» Work to complete
Could you change every "day-status-dot" in the rows below to "day-indicator-dot" and write all the rows out again with nothing else altered?

Source records
☆ ☆ ☆ ☆ ☆ ☆ ☆

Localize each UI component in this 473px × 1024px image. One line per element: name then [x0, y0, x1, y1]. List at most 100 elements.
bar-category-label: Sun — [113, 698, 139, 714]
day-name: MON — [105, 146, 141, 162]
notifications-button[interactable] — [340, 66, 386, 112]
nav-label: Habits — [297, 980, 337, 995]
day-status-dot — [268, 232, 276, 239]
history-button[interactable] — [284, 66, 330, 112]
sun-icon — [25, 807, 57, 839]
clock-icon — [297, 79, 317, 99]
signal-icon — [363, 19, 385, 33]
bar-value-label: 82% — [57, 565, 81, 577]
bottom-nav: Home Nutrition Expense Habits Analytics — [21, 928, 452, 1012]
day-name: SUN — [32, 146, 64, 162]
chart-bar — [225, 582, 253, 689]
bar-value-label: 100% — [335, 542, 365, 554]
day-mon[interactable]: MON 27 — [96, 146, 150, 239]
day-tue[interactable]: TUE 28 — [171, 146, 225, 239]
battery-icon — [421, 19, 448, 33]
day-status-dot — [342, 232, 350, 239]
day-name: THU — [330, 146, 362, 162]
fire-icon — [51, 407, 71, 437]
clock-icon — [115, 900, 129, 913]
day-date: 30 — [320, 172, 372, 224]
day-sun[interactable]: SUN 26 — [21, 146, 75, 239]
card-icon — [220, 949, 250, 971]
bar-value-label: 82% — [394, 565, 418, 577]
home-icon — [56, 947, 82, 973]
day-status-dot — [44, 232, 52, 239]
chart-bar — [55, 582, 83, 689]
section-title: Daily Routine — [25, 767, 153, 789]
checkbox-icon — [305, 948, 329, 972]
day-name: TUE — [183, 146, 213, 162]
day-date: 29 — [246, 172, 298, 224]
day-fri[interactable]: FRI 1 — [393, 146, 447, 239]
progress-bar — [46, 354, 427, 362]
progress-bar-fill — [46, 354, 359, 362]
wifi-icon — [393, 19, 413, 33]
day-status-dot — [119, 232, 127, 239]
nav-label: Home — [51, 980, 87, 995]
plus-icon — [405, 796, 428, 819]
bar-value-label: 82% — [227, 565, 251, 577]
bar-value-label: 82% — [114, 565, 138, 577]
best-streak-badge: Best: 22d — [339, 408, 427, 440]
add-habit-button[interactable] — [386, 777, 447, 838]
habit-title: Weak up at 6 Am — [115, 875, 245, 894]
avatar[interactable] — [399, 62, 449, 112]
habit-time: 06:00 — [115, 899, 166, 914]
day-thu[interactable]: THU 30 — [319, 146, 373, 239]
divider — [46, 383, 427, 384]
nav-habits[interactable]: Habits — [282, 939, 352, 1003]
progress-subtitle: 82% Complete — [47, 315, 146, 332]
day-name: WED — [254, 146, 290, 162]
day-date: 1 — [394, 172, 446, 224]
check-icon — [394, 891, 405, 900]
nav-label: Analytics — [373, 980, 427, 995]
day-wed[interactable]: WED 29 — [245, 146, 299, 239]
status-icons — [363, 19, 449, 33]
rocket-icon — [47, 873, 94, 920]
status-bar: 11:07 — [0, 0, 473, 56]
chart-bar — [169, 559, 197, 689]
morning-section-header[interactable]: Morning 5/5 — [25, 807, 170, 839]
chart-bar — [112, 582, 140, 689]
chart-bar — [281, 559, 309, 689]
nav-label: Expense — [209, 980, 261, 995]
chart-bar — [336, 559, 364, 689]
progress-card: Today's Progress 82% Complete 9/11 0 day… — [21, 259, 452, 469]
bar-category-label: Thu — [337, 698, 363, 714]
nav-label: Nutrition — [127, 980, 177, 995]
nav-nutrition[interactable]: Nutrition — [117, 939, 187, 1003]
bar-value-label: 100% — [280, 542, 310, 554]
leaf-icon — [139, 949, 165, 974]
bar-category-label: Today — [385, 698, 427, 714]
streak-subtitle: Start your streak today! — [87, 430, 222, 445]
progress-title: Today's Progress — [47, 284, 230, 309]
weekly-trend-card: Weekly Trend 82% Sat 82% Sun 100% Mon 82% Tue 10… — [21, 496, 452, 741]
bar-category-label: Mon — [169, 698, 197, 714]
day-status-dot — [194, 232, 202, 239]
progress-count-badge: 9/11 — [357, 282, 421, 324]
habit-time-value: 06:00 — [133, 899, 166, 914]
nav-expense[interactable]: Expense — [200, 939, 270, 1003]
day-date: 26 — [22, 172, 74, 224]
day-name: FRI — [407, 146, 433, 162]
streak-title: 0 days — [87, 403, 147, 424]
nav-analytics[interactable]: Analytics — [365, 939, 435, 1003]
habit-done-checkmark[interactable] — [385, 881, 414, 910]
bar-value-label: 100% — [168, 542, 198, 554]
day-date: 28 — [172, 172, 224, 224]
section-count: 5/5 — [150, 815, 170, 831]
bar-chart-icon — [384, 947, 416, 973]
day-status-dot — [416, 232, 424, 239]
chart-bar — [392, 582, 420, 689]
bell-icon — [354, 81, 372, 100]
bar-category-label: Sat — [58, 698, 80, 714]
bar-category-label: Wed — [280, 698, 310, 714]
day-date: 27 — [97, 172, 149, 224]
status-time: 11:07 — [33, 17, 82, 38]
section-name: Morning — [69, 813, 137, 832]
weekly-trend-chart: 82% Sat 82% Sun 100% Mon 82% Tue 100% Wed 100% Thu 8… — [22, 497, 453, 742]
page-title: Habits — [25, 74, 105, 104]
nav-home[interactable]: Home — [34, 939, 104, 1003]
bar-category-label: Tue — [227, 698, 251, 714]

☆ ☆ ☆ ☆ ☆ ☆ ☆

» The solution
Localize each UI component in this 473px × 1024px image. One line per element: name then [x0, y0, x1, y1]. List at most 100 elements.
bar-category-label: Sun — [113, 698, 139, 714]
day-name: MON — [105, 146, 141, 162]
notifications-button[interactable] — [340, 66, 386, 112]
nav-label: Habits — [297, 980, 337, 995]
day-indicator-dot — [268, 232, 276, 239]
history-button[interactable] — [284, 66, 330, 112]
sun-icon — [25, 807, 57, 839]
clock-icon — [297, 79, 317, 99]
signal-icon — [363, 19, 385, 33]
bar-value-label: 82% — [57, 565, 81, 577]
bottom-nav: Home Nutrition Expense Habits Analytics — [21, 928, 452, 1012]
day-name: SUN — [32, 146, 64, 162]
chart-bar — [225, 582, 253, 689]
bar-value-label: 100% — [335, 542, 365, 554]
day-mon[interactable]: MON 27 — [96, 146, 150, 239]
day-tue[interactable]: TUE 28 — [171, 146, 225, 239]
battery-icon — [421, 19, 448, 33]
day-indicator-dot — [342, 232, 350, 239]
day-name: THU — [330, 146, 362, 162]
fire-icon — [51, 407, 71, 437]
clock-icon — [115, 900, 129, 913]
day-date: 30 — [320, 172, 372, 224]
day-sun[interactable]: SUN 26 — [21, 146, 75, 239]
card-icon — [220, 949, 250, 971]
bar-value-label: 82% — [394, 565, 418, 577]
home-icon — [56, 947, 82, 973]
day-indicator-dot — [44, 232, 52, 239]
chart-bar — [55, 582, 83, 689]
section-title: Daily Routine — [25, 767, 153, 789]
checkbox-icon — [305, 948, 329, 972]
day-name: TUE — [183, 146, 213, 162]
day-date: 29 — [246, 172, 298, 224]
day-fri[interactable]: FRI 1 — [393, 146, 447, 239]
progress-bar — [46, 354, 427, 362]
progress-bar-fill — [46, 354, 359, 362]
wifi-icon — [393, 19, 413, 33]
day-indicator-dot — [119, 232, 127, 239]
nav-label: Home — [51, 980, 87, 995]
plus-icon — [405, 796, 428, 819]
bar-value-label: 82% — [227, 565, 251, 577]
bar-value-label: 82% — [114, 565, 138, 577]
best-streak-badge: Best: 22d — [339, 408, 427, 440]
add-habit-button[interactable] — [386, 777, 447, 838]
habit-title: Weak up at 6 Am — [115, 875, 245, 894]
avatar[interactable] — [399, 62, 449, 112]
habit-time: 06:00 — [115, 899, 166, 914]
day-thu[interactable]: THU 30 — [319, 146, 373, 239]
divider — [46, 383, 427, 384]
nav-habits[interactable]: Habits — [282, 939, 352, 1003]
progress-subtitle: 82% Complete — [47, 315, 146, 332]
day-name: WED — [254, 146, 290, 162]
day-date: 1 — [394, 172, 446, 224]
check-icon — [394, 891, 405, 900]
nav-label: Analytics — [373, 980, 427, 995]
day-wed[interactable]: WED 29 — [245, 146, 299, 239]
status-icons — [363, 19, 449, 33]
rocket-icon — [47, 873, 94, 920]
status-bar: 11:07 — [0, 0, 473, 56]
chart-bar — [169, 559, 197, 689]
morning-section-header[interactable]: Morning 5/5 — [25, 807, 170, 839]
chart-bar — [112, 582, 140, 689]
chart-bar — [281, 559, 309, 689]
nav-label: Expense — [209, 980, 261, 995]
chart-bar — [336, 559, 364, 689]
progress-card: Today's Progress 82% Complete 9/11 0 day… — [21, 259, 452, 469]
bar-category-label: Thu — [337, 698, 363, 714]
nav-label: Nutrition — [127, 980, 177, 995]
nav-nutrition[interactable]: Nutrition — [117, 939, 187, 1003]
bar-value-label: 100% — [280, 542, 310, 554]
leaf-icon — [139, 949, 165, 974]
bar-category-label: Today — [385, 698, 427, 714]
streak-subtitle: Start your streak today! — [87, 430, 222, 445]
progress-title: Today's Progress — [47, 284, 230, 309]
weekly-trend-card: Weekly Trend 82% Sat 82% Sun 100% Mon 82% Tue 10… — [21, 496, 452, 741]
bar-category-label: Mon — [169, 698, 197, 714]
day-indicator-dot — [194, 232, 202, 239]
progress-count-badge: 9/11 — [357, 282, 421, 324]
habit-time-value: 06:00 — [133, 899, 166, 914]
nav-expense[interactable]: Expense — [200, 939, 270, 1003]
day-date: 26 — [22, 172, 74, 224]
day-name: FRI — [407, 146, 433, 162]
streak-title: 0 days — [87, 403, 147, 424]
nav-analytics[interactable]: Analytics — [365, 939, 435, 1003]
habit-done-checkmark[interactable] — [385, 881, 414, 910]
bar-value-label: 100% — [168, 542, 198, 554]
day-date: 28 — [172, 172, 224, 224]
section-count: 5/5 — [150, 815, 170, 831]
bar-chart-icon — [384, 947, 416, 973]
day-indicator-dot — [416, 232, 424, 239]
chart-bar — [392, 582, 420, 689]
bell-icon — [354, 81, 372, 100]
bar-category-label: Sat — [58, 698, 80, 714]
bar-category-label: Wed — [280, 698, 310, 714]
day-date: 27 — [97, 172, 149, 224]
status-time: 11:07 — [33, 17, 82, 38]
section-name: Morning — [69, 813, 137, 832]
weekly-trend-chart: 82% Sat 82% Sun 100% Mon 82% Tue 100% Wed 100% Thu 8… — [22, 497, 453, 742]
page-title: Habits — [25, 74, 105, 104]
nav-home[interactable]: Home — [34, 939, 104, 1003]
bar-category-label: Tue — [227, 698, 251, 714]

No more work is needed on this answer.